## AIM
Write out every record below exactly as it appears.

## Start RECORD EXTRACTS

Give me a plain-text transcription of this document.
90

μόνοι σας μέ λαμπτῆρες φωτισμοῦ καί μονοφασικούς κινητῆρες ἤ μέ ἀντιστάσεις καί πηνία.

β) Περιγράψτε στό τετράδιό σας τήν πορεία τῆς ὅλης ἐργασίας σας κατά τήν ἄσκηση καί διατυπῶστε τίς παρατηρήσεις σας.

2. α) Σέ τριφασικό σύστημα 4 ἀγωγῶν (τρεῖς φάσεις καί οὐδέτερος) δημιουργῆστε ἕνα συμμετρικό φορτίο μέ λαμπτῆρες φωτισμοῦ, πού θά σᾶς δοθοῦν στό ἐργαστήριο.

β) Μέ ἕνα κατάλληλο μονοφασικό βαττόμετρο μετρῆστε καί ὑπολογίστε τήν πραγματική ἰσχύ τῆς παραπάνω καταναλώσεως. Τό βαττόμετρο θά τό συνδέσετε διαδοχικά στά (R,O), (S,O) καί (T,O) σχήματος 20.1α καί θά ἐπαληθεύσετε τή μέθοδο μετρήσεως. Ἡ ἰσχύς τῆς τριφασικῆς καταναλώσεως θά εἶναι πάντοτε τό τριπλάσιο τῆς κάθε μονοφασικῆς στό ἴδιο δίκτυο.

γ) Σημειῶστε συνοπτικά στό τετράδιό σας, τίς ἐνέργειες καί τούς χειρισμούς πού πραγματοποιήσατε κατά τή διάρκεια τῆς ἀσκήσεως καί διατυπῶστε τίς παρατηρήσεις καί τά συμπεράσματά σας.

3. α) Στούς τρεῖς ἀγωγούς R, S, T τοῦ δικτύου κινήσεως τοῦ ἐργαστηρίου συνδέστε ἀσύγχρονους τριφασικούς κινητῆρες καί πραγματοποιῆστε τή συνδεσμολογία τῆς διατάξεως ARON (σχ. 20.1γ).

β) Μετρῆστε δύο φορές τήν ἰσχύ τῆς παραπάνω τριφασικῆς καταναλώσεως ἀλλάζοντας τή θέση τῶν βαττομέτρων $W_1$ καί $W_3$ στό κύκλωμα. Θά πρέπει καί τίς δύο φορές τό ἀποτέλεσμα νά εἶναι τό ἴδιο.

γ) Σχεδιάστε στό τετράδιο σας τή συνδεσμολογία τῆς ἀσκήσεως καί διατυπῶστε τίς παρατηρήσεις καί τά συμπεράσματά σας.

## End RECORD EXTRACTS

## RESULT OF THE EXERCISE
Give me a plain-text transcription of this document.
90

μόνοι σας μέ λαμπτῆρες φωτισμοῦ καί μονοφασικούς κινητῆρες ἤ μέ ἀντιστάσεις καί πηνία.

β) Περιγράψτε στό τετράδιό σας τήν πορεία τῆς ὅλης ἐργασίας σας κατά τήν ἄσκηση καί διατυπῶστε τίς παρατηρήσεις σας.

2. α) Σέ τριφασικό σύστημα 4 ἀγωγῶν (τρεῖς φάσεις καί οὐδέτερος) δημιουργῆστε ἕνα συμμετρικό φορτίο μέ λαμπτῆρες φωτισμοῦ, πού θά σᾶς δοθοῦν στό ἐργαστήριο.

β) Μέ ἕνα κατάλληλο μονοφασικό βαττόμετρο μετρῆστε καί ὑπολογίστε τήν πραγματική ἰσχύ τῆς παραπάνω καταναλώσεως. Τό βαττόμετρο θά τό συνδέσετε διαδοχικά στά (R,O), (S,O) καί (T,O) σχήματος 20.1α καί θά ἐπαληθεύσετε τή μέθοδο μετρήσεως. Ἡ ἰσχύς τῆς τριφασικῆς καταναλώσεως θά εἶναι πάντοτε τό τριπλάσιο τῆς κάθε μονοφασικῆς στό ἴδιο δίκτυο.

γ) Σημειῶστε συνοπτικά στό τετράδιό σας, τίς ἐνέργειες καί τούς χειρισμούς πού πραγματοποιήσατε κατά τή διάρκεια τῆς ἀσκήσεως καί διατυπῶστε τίς παρατηρήσεις καί τά συμπεράσματά σας.

3. α) Στούς τρεῖς ἀγωγούς R, S, T τοῦ δικτύου κινήσεως τοῦ ἐργαστηρίου συνδέστε ἀσύγχρονους τριφασικούς κινητῆρες καί πραγματοποιῆστε τή συνδεσμολογία τῆς διατάξεως ARON (σχ. 20.1γ).

β) Μετρῆστε δύο φορές τήν ἰσχύ τῆς παραπάνω τριφασικῆς καταναλώσεως ἀλλάζοντας τή θέση τῶν βαττομέτρων $W_1$ καί $W_3$ στό κύκλωμα. Θά πρέπει καί τίς δύο φορές τό ἀποτέλεσμα νά εἶναι τό ἴδιο.

γ) Σχεδιάστε στό τετράδιο σας τή συνδεσμολογία τῆς ἀσκήσεως καί διατυπῶστε τίς παρατηρήσεις καί τά συμπεράσματά σας.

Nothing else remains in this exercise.